# Work required:
Repeat all of the material below exactly as written, images excluded.

* BEGIN Stored data *

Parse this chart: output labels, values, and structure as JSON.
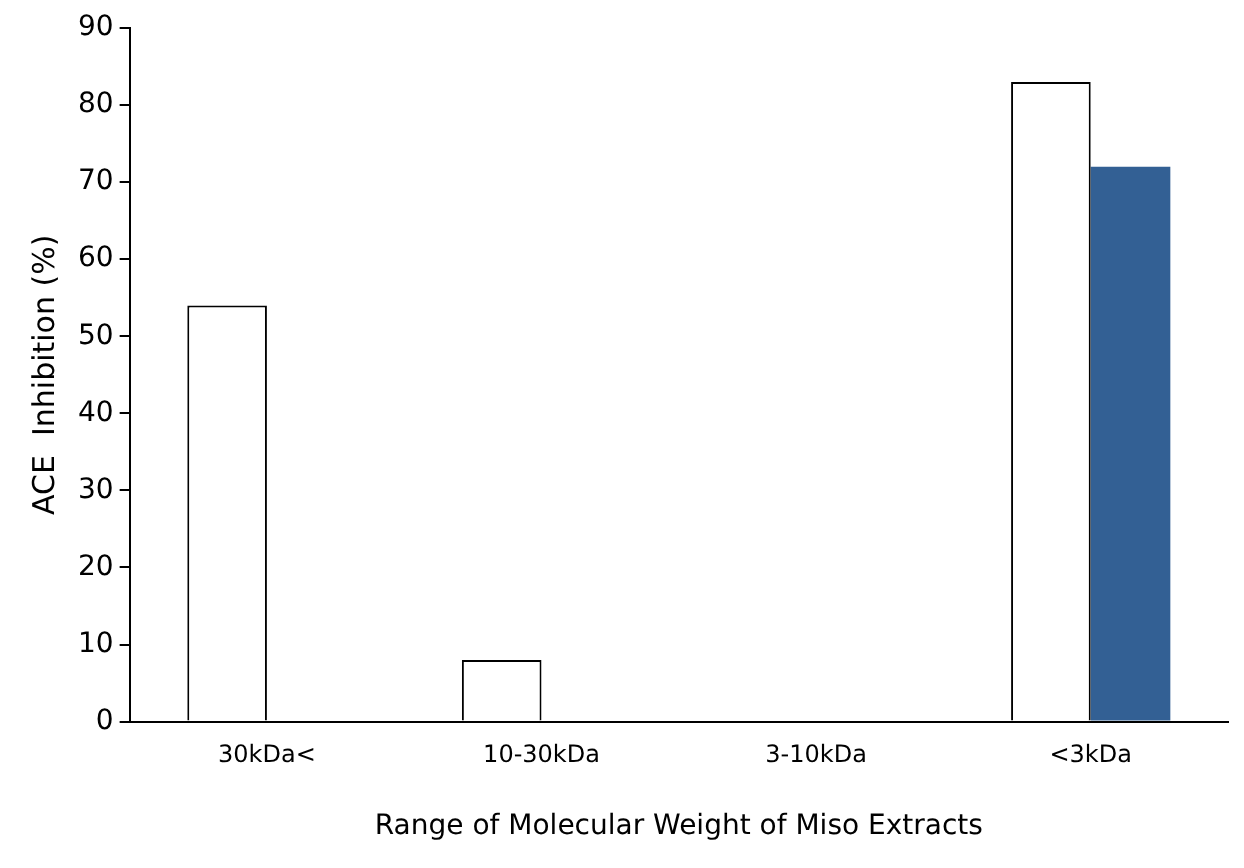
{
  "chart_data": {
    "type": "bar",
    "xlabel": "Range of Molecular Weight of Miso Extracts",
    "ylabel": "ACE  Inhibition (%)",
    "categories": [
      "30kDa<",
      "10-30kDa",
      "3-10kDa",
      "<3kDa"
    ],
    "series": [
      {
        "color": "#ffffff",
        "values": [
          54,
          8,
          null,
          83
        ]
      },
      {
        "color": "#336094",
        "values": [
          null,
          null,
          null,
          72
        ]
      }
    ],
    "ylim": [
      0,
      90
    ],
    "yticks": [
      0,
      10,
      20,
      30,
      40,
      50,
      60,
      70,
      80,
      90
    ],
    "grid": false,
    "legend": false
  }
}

* END Stored data *

# Answer to the task:
Parse this chart: output labels, values, and structure as JSON.
{
  "chart_data": {
    "type": "bar",
    "xlabel": "Range of Molecular Weight of Miso Extracts",
    "ylabel": "ACE  Inhibition (%)",
    "categories": [
      "30kDa<",
      "10-30kDa",
      "3-10kDa",
      "<3kDa"
    ],
    "series": [
      {
        "color": "#ffffff",
        "values": [
          54,
          8,
          null,
          83
        ]
      },
      {
        "color": "#336094",
        "values": [
          null,
          null,
          null,
          72
        ]
      }
    ],
    "ylim": [
      0,
      90
    ],
    "yticks": [
      0,
      10,
      20,
      30,
      40,
      50,
      60,
      70,
      80,
      90
    ],
    "grid": false,
    "legend": false
  }
}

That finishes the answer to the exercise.